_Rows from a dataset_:
_ _ _ _
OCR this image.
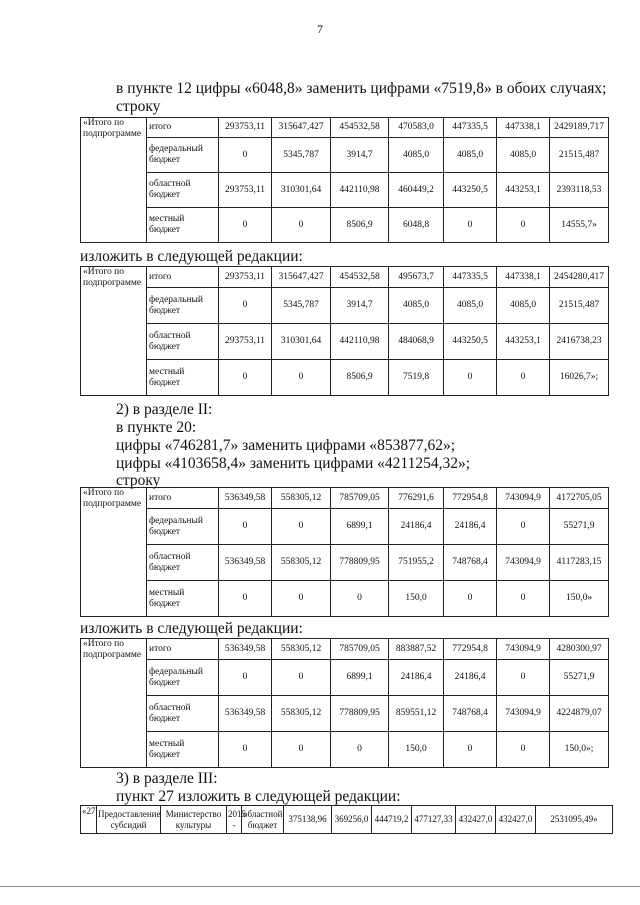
7
в пункте 12 цифры «6048,8» заменить цифрами «7519,8» в обоих случаях;
строку
«Итого по подпрограмме	итого	293753,11	315647,427	454532,58	470583,0	447335,5	447338,1	2429189,717
	федеральный бюджет	0	5345,787	3914,7	4085,0	4085,0	4085,0	21515,487
	областной бюджет	293753,11	310301,64	442110,98	460449,2	443250,5	443253,1	2393118,53
	местный бюджет	0	0	8506,9	6048,8	0	0	14555,7»
изложить в следующей редакции:
«Итого по подпрограмме	итого	293753,11	315647,427	454532,58	495673,7	447335,5	447338,1	2454280,417
	федеральный бюджет	0	5345,787	3914,7	4085,0	4085,0	4085,0	21515,487
	областной бюджет	293753,11	310301,64	442110,98	484068,9	443250,5	443253,1	2416738,23
	местный бюджет	0	0	8506,9	7519,8	0	0	16026,7»;
2) в разделе II:
в пункте 20:
цифры «746281,7» заменить цифрами «853877,62»;
цифры «4103658,4» заменить цифрами «4211254,32»;
строку
«Итого по подпрограмме	итого	536349,58	558305,12	785709,05	776291,6	772954,8	743094,9	4172705,05
	федеральный бюджет	0	0	6899,1	24186,4	24186,4	0	55271,9
	областной бюджет	536349,58	558305,12	778809,95	751955,2	748768,4	743094,9	4117283,15
	местный бюджет	0	0	0	150,0	0	0	150,0»
изложить в следующей редакции:
«Итого по подпрограмме	итого	536349,58	558305,12	785709,05	883887,52	772954,8	743094,9	4280300,97
	федеральный бюджет	0	0	6899,1	24186,4	24186,4	0	55271,9
	областной бюджет	536349,58	558305,12	778809,95	859551,12	748768,4	743094,9	4224879,07
	местный бюджет	0	0	0	150,0	0	0	150,0»;
3) в разделе III:
пункт 27 изложить в следующей редакции:
«27	Предоставление субсидий	Министерство культуры	2015 -	областной бюджет	375138,96	369256,0	444719,2	477127,33	432427,0	432427,0	2531095,49»
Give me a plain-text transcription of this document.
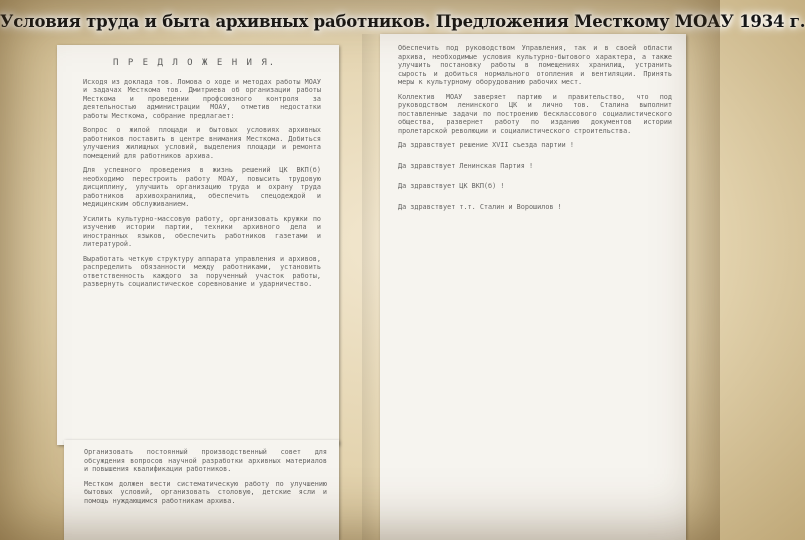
Условия труда и быта архивных работников. Предложения Месткому МОАУ 1934 г.
П Р Е Д Л О Ж Е Н И Я.

Исходя из доклада тов. Ломова о ходе и методах работы МОАУ и задачах Месткома тов. Дмитриева об организации работы Месткома и проведении профсоюзного контроля за деятельностью администрации МОАУ, отметив недостатки работы Месткома, собрание предлагает:

Вопрос о жилой площади и бытовых условиях архивных работников поставить в центре внимания Месткома. Добиться улучшения жилищных условий, выделения площади и ремонта помещений для работников архива.

Для успешного проведения в жизнь решений ЦК ВКП(б) необходимо перестроить работу МОАУ, повысить трудовую дисциплину, улучшить организацию труда и охрану труда работников архивохранилищ, обеспечить спецодеждой и медицинским обслуживанием.

Усилить культурно-массовую работу, организовать кружки по изучению истории партии, техники архивного дела и иностранных языков, обеспечить работников газетами и литературой.

Выработать четкую структуру аппарата управления и архивов, распределить обязанности между работниками, установить ответственность каждого за порученный участок работы, развернуть социалистическое соревнование и ударничество.

Организовать постоянный производственный совет для обсуждения вопросов научной разработки архивных материалов и повышения квалификации работников.

Местком должен вести систематическую работу по улучшению бытовых условий, организовать столовую, детские ясли и помощь нуждающимся работникам архива.

Обеспечить под руководством Управления, так и в своей области архива, необходимые условия культурно-бытового характера, а также улучшить постановку работы в помещениях хранилищ, устранить сырость и добиться нормального отопления и вентиляции. Принять меры к культурному оборудованию рабочих мест.

Коллектив МОАУ заверяет партию и правительство, что под руководством ленинского ЦК и лично тов. Сталина выполнит поставленные задачи по построению бесклассового социалистического общества, развернет работу по изданию документов истории пролетарской революции и социалистического строительства.

Да здравствует решение XVII съезда партии !
Да здравствует Ленинская Партия !
Да здравствует ЦК ВКП(б) !
Да здравствует т.т. Сталин и Ворошилов !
_ _ _ _
Copy out every line that includes the word "работу".

Для успешного проведения в жизнь решений ЦК ВКП(б) необходимо перестроить работу МОАУ, повысить трудовую дисциплину, улучшить организацию труда и охрану труда работников архивохранилищ, обеспечить спецодеждой и медицинским обслуживанием.
Усилить культурно-массовую работу, организовать кружки по изучению истории партии, техники архивного дела и иностранных языков, обеспечить работников газетами и литературой.
Местком должен вести систематическую работу по улучшению бытовых условий, организовать столовую, детские ясли и помощь нуждающимся работникам архива.
Коллектив МОАУ заверяет партию и правительство, что под руководством ленинского ЦК и лично тов. Сталина выполнит поставленные задачи по построению бесклассового социалистического общества, развернет работу по изданию документов истории пролетарской революции и социалистического строительства.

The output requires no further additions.